* Directive: Render every line of the items below as a numbered list, skipping blank lines and leaving the pictures out.

Element box records:
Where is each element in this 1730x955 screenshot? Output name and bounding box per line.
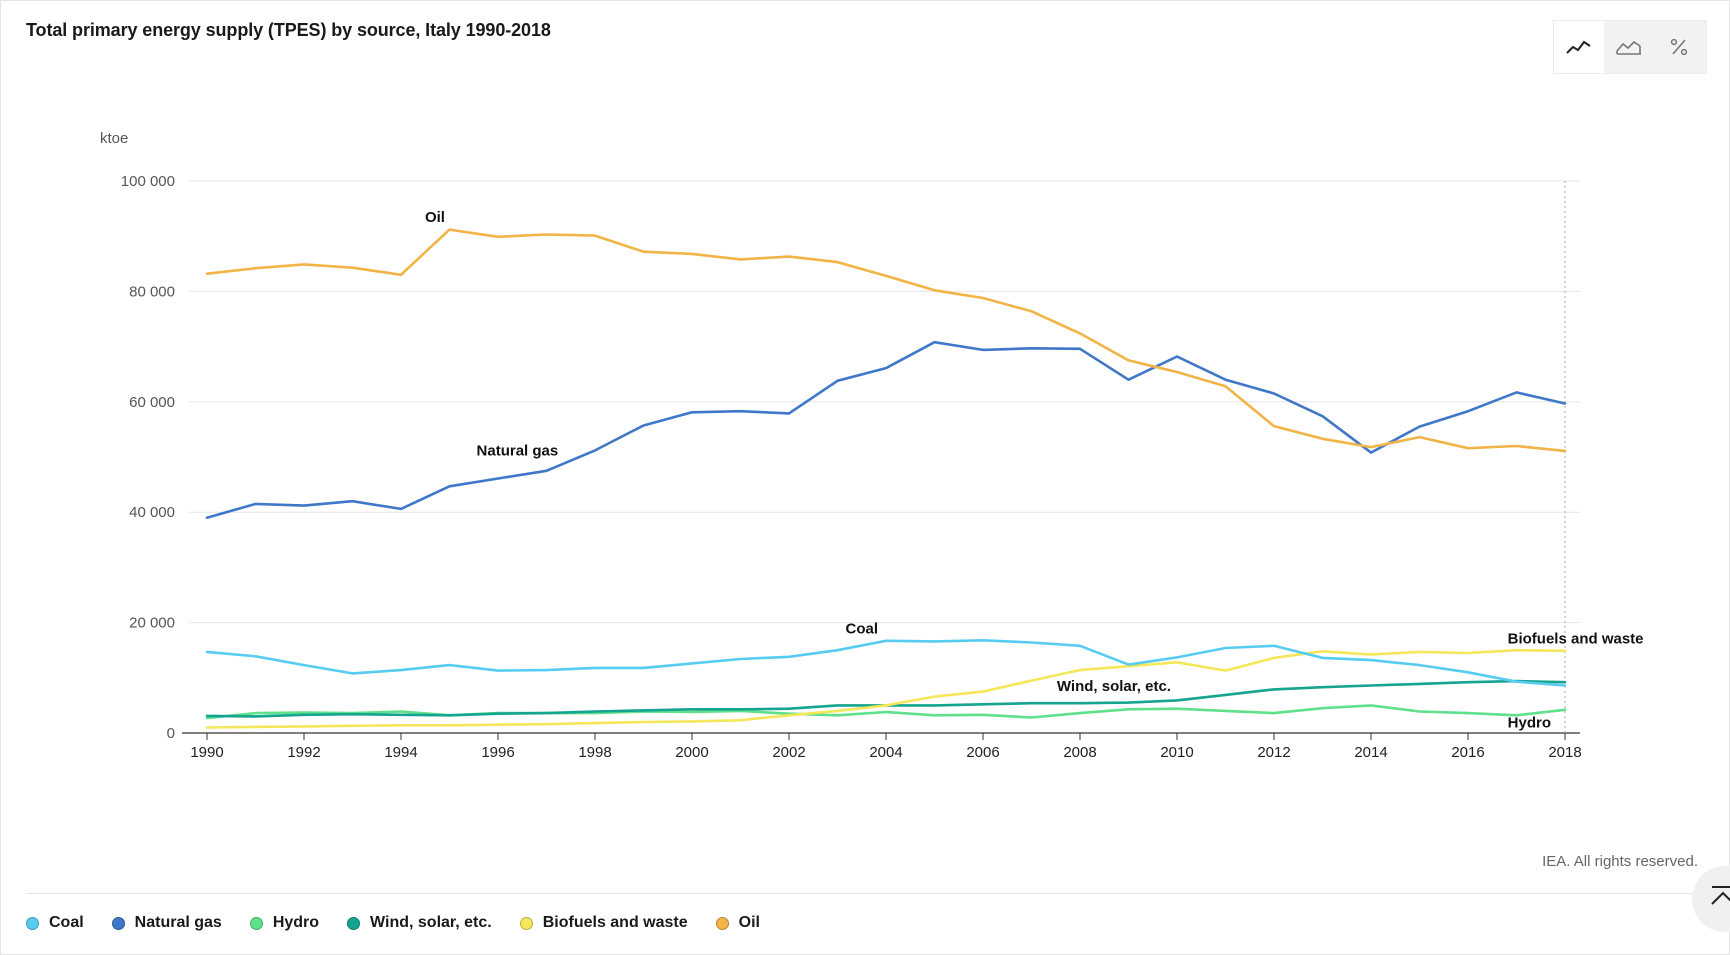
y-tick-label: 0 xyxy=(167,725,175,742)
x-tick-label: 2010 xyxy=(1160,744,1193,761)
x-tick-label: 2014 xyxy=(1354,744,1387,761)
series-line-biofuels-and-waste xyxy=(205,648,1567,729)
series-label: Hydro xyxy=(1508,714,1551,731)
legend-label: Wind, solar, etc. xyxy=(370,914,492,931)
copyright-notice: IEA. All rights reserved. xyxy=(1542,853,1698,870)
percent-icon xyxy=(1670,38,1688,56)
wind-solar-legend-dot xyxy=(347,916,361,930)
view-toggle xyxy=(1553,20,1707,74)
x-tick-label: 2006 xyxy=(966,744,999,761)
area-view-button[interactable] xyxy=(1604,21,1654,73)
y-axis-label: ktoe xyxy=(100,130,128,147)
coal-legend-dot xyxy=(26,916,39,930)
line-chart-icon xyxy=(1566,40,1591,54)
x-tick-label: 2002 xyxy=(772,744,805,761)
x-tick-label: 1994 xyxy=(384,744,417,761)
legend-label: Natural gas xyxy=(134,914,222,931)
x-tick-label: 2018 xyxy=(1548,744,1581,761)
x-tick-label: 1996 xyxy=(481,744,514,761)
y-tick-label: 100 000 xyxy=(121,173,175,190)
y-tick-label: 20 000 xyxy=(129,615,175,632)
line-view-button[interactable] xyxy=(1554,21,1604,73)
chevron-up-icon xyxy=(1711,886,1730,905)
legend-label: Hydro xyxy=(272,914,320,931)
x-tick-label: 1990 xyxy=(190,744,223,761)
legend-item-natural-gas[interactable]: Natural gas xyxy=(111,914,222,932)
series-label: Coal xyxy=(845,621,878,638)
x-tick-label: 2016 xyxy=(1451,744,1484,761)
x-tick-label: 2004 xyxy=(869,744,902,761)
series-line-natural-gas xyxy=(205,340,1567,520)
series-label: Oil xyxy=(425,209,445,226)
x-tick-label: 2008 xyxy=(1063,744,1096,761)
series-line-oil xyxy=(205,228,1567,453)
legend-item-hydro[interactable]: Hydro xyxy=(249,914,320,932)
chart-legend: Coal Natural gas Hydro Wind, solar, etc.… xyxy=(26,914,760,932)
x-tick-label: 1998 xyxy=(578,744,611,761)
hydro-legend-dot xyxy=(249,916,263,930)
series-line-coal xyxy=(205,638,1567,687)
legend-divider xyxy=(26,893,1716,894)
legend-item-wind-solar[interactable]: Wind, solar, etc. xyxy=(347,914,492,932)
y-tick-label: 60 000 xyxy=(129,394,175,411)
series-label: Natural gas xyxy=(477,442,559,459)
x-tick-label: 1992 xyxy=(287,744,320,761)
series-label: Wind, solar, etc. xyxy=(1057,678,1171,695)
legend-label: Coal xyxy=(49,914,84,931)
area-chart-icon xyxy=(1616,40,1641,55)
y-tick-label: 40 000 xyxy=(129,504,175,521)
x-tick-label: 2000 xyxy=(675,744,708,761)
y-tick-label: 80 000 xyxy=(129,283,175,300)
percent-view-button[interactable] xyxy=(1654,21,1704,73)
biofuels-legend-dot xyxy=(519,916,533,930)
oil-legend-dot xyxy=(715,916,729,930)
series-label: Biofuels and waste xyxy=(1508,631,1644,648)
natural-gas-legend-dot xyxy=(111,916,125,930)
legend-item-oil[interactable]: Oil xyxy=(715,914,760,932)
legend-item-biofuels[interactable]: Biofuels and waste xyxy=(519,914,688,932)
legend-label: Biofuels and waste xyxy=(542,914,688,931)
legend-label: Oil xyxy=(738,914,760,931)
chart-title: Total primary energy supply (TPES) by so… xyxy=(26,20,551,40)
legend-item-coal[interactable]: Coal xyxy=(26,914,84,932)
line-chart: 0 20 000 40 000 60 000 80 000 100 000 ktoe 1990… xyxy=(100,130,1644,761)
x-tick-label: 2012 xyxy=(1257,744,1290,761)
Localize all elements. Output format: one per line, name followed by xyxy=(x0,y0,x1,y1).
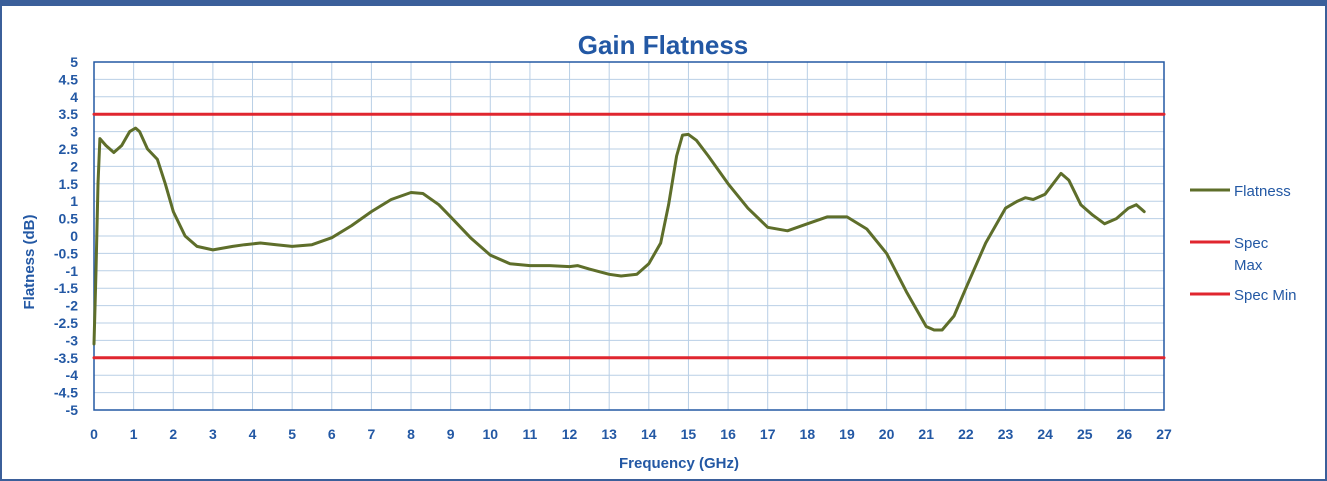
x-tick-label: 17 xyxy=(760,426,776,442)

* Exercise response:
1. Where is each element in this 1730x955 screenshot? Output name and bounding box per line.
2. y-tick-label: 0 xyxy=(167,725,175,742)
3. x-tick-label: 2010 xyxy=(1160,744,1193,761)
4. x-tick-label: 2014 xyxy=(1354,744,1387,761)
5. series-line-biofuels-and-waste xyxy=(205,648,1567,729)
6. series-label: Hydro xyxy=(1508,714,1551,731)
7. legend-label: Wind, solar, etc. xyxy=(370,914,492,931)
8. copyright-notice: IEA. All rights reserved. xyxy=(1542,853,1698,870)
9. percent-icon xyxy=(1670,38,1688,56)
10. wind-solar-legend-dot xyxy=(347,916,361,930)
11. view-toggle xyxy=(1553,20,1707,74)
12. x-tick-label: 2006 xyxy=(966,744,999,761)
13. area-view-button[interactable] xyxy=(1604,21,1654,73)
14. y-axis-label: ktoe xyxy=(100,130,128,147)
15. coal-legend-dot xyxy=(26,916,39,930)
16. line-chart-icon xyxy=(1566,40,1591,54)
17. x-tick-label: 2002 xyxy=(772,744,805,761)
18. x-tick-label: 1994 xyxy=(384,744,417,761)
19. legend-label: Natural gas xyxy=(134,914,222,931)
20. x-tick-label: 2018 xyxy=(1548,744,1581,761)
21. x-tick-label: 1996 xyxy=(481,744,514,761)
22. y-tick-label: 100 000 xyxy=(121,173,175,190)
23. y-tick-label: 20 000 xyxy=(129,615,175,632)
24. line-view-button[interactable] xyxy=(1554,21,1604,73)
25. chevron-up-icon xyxy=(1711,886,1730,905)
26. legend-label: Hydro xyxy=(272,914,320,931)
27. x-tick-label: 1990 xyxy=(190,744,223,761)
28. legend-item-natural-gas[interactable]: Natural gas xyxy=(111,914,222,932)
29. series-label: Coal xyxy=(845,621,878,638)
30. x-tick-label: 2016 xyxy=(1451,744,1484,761)
31. x-tick-label: 2004 xyxy=(869,744,902,761)
32. series-line-natural-gas xyxy=(205,340,1567,520)
33. series-label: Oil xyxy=(425,209,445,226)
34. x-tick-label: 2008 xyxy=(1063,744,1096,761)
35. series-line-oil xyxy=(205,228,1567,453)
36. legend-item-hydro[interactable]: Hydro xyxy=(249,914,320,932)
37. chart-legend: Coal Natural gas Hydro Wind, solar, etc.… xyxy=(26,914,760,932)
38. x-tick-label: 1998 xyxy=(578,744,611,761)
39. hydro-legend-dot xyxy=(249,916,263,930)
40. series-line-coal xyxy=(205,638,1567,687)
41. legend-divider xyxy=(26,893,1716,894)
42. legend-item-wind-solar[interactable]: Wind, solar, etc. xyxy=(347,914,492,932)
43. y-tick-label: 60 000 xyxy=(129,394,175,411)
44. series-label: Natural gas xyxy=(477,442,559,459)
45. x-tick-label: 1992 xyxy=(287,744,320,761)
46. series-label: Wind, solar, etc. xyxy=(1057,678,1171,695)
47. legend-label: Coal xyxy=(49,914,84,931)
48. area-chart-icon xyxy=(1616,40,1641,55)
49. y-tick-label: 40 000 xyxy=(129,504,175,521)
50. x-tick-label: 2000 xyxy=(675,744,708,761)
51. y-tick-label: 80 000 xyxy=(129,283,175,300)
52. percent-view-button[interactable] xyxy=(1654,21,1704,73)
53. biofuels-legend-dot xyxy=(519,916,533,930)
54. oil-legend-dot xyxy=(715,916,729,930)
55. series-label: Biofuels and waste xyxy=(1508,631,1644,648)
56. natural-gas-legend-dot xyxy=(111,916,125,930)
57. legend-item-oil[interactable]: Oil xyxy=(715,914,760,932)
58. legend-item-biofuels[interactable]: Biofuels and waste xyxy=(519,914,688,932)
59. legend-label: Biofuels and waste xyxy=(542,914,688,931)
60. legend-label: Oil xyxy=(738,914,760,931)
61. chart-title: Total primary energy supply (TPES) by so… xyxy=(26,20,551,40)
62. legend-item-coal[interactable]: Coal xyxy=(26,914,84,932)
63. line-chart: 0 20 000 40 000 60 000 80 000 100 000 ktoe 1990… xyxy=(100,130,1644,761)
64. x-tick-label: 2012 xyxy=(1257,744,1290,761)
65. Localize all elements. Output format: one per line, name followed by xyxy=(x0,y0,x1,y1).
66. x-tick-label: 17 xyxy=(760,426,776,442)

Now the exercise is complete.